◆ TO BE DONE
Check each line of the material below, and copy it if it holds the string "this".
|---|
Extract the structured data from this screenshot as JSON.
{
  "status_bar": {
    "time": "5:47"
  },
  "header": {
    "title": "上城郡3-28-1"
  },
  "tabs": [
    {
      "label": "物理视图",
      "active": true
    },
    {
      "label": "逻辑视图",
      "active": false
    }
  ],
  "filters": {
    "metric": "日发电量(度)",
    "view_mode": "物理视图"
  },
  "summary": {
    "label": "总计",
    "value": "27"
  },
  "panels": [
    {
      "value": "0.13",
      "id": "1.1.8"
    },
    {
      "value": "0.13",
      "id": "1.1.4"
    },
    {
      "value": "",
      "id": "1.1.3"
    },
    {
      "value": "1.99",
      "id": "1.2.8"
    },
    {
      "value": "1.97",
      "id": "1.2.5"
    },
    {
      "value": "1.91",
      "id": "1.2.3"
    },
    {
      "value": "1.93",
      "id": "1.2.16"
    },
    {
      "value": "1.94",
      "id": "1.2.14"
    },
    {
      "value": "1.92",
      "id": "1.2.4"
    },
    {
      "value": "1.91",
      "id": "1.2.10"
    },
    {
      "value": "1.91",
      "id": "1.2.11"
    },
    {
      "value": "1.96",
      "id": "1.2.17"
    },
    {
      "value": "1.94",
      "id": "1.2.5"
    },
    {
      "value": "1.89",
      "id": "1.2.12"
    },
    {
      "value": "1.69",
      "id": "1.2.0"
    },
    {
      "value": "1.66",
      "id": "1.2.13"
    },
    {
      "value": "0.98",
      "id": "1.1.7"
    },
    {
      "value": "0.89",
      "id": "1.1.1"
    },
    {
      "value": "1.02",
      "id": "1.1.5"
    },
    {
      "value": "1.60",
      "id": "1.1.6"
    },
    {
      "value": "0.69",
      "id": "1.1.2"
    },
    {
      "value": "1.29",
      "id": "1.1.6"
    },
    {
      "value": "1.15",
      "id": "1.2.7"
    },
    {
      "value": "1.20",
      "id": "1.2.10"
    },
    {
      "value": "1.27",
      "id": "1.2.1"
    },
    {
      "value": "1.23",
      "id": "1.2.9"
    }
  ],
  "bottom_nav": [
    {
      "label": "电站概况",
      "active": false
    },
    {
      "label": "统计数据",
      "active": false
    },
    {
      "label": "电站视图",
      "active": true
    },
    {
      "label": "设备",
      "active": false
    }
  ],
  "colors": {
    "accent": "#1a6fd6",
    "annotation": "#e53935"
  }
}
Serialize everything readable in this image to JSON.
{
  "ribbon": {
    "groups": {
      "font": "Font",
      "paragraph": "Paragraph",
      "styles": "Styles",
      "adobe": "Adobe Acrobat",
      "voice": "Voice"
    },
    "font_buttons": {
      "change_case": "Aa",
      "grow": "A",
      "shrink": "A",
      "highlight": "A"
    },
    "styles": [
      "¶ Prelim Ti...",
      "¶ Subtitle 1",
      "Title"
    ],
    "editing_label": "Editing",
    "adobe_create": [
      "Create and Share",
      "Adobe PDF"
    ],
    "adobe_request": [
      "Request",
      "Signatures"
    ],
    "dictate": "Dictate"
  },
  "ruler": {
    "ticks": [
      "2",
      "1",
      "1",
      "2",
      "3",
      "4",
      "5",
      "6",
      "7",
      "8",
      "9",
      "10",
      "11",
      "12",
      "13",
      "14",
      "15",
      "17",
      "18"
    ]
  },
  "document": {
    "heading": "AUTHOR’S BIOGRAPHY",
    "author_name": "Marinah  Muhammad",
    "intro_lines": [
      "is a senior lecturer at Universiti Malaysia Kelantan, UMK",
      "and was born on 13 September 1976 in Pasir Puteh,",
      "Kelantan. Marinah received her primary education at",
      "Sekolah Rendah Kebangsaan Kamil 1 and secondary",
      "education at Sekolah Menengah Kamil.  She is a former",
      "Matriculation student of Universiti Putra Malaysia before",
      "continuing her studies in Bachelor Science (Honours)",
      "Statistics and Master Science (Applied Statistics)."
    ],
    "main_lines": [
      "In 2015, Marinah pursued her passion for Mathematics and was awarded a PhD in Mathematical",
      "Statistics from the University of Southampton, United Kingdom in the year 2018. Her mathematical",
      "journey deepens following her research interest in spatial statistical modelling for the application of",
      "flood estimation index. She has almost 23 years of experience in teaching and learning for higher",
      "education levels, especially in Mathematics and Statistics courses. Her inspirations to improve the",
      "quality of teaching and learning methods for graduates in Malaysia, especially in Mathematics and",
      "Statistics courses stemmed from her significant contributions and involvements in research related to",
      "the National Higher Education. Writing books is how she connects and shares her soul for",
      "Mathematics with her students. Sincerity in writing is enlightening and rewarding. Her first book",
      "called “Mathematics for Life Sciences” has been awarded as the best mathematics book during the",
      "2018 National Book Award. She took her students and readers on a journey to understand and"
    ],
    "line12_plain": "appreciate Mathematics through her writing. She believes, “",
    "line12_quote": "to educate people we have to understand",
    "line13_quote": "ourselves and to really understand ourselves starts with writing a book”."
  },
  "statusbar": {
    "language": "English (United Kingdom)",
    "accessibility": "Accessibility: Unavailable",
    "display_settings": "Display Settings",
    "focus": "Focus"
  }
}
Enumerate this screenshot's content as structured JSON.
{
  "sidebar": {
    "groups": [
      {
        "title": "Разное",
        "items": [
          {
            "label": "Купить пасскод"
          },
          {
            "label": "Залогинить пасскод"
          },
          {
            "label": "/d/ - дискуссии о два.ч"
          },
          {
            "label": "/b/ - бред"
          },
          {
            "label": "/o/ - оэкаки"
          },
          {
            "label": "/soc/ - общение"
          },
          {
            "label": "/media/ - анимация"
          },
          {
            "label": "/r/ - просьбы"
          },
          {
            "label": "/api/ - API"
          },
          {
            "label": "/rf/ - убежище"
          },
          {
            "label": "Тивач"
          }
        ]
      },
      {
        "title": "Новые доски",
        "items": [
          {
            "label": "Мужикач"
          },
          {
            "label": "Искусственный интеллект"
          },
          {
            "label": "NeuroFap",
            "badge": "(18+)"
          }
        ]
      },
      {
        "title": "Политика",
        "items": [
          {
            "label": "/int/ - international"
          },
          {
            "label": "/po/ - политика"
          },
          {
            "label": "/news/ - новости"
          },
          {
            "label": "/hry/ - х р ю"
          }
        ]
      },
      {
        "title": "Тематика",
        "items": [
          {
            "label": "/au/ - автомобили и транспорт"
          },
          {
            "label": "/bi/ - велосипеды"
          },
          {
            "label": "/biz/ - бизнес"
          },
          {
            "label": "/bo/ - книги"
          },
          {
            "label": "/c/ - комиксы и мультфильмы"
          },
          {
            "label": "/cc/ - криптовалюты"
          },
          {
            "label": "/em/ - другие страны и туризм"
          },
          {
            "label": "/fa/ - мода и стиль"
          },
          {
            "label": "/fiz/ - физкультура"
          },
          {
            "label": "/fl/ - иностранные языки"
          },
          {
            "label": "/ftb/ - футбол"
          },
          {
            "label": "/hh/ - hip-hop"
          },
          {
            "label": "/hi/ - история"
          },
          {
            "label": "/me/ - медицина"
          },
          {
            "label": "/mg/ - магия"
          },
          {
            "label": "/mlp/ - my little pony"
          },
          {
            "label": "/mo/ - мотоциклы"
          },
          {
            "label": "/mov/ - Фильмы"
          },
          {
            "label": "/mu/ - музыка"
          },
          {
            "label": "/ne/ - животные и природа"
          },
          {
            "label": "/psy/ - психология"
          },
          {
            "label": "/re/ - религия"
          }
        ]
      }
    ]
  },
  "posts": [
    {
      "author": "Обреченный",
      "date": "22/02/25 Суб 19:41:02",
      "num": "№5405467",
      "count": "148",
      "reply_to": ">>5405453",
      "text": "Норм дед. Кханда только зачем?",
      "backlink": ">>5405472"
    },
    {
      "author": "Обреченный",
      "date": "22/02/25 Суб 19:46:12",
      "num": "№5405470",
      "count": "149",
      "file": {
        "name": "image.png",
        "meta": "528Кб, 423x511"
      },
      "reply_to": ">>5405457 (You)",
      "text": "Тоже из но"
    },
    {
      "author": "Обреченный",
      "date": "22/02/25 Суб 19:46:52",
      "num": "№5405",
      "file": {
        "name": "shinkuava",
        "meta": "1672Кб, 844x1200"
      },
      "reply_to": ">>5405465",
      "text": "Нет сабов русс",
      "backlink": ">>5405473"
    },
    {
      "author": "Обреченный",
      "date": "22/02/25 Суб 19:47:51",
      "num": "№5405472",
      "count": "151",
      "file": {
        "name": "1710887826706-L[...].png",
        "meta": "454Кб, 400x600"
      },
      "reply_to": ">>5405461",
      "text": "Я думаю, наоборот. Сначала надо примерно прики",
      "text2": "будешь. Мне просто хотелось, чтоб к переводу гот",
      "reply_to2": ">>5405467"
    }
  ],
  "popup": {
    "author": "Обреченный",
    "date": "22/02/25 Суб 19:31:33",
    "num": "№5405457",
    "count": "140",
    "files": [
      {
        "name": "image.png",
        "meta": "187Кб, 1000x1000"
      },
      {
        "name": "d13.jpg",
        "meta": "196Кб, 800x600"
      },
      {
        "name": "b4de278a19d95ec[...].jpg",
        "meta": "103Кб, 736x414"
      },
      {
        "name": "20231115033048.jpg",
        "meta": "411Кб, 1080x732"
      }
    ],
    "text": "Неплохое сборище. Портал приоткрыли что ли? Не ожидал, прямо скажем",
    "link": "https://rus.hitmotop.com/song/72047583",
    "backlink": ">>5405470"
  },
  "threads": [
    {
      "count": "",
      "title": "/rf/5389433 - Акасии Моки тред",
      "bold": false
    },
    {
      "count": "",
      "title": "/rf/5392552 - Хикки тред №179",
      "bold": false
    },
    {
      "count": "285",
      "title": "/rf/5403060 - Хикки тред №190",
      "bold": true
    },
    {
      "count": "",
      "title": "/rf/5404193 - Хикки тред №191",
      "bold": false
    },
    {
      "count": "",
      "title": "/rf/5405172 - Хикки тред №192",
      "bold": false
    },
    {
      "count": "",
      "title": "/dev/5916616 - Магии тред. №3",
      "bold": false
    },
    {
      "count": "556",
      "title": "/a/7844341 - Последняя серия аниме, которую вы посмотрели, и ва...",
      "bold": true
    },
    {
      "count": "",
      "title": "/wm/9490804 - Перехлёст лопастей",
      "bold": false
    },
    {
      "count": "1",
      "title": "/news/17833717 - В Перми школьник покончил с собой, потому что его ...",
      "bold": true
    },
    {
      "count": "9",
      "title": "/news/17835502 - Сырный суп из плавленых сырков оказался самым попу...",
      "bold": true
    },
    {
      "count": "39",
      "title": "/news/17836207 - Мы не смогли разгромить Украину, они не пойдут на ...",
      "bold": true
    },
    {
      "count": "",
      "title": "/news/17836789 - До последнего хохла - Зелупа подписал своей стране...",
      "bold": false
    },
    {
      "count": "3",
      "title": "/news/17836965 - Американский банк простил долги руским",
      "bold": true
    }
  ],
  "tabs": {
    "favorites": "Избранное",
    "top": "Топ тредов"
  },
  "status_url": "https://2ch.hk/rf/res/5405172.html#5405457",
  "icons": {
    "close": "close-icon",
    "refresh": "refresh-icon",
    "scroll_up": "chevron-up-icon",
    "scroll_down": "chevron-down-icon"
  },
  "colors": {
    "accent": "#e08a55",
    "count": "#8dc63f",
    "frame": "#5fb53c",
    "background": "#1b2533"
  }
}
|---|
◆ SOLUTION TO THE PROBLEM
Extract the structured data from this screenshot as JSON.
Serialize everything readable in this image to JSON.
Enumerate this screenshot's content as structured JSON.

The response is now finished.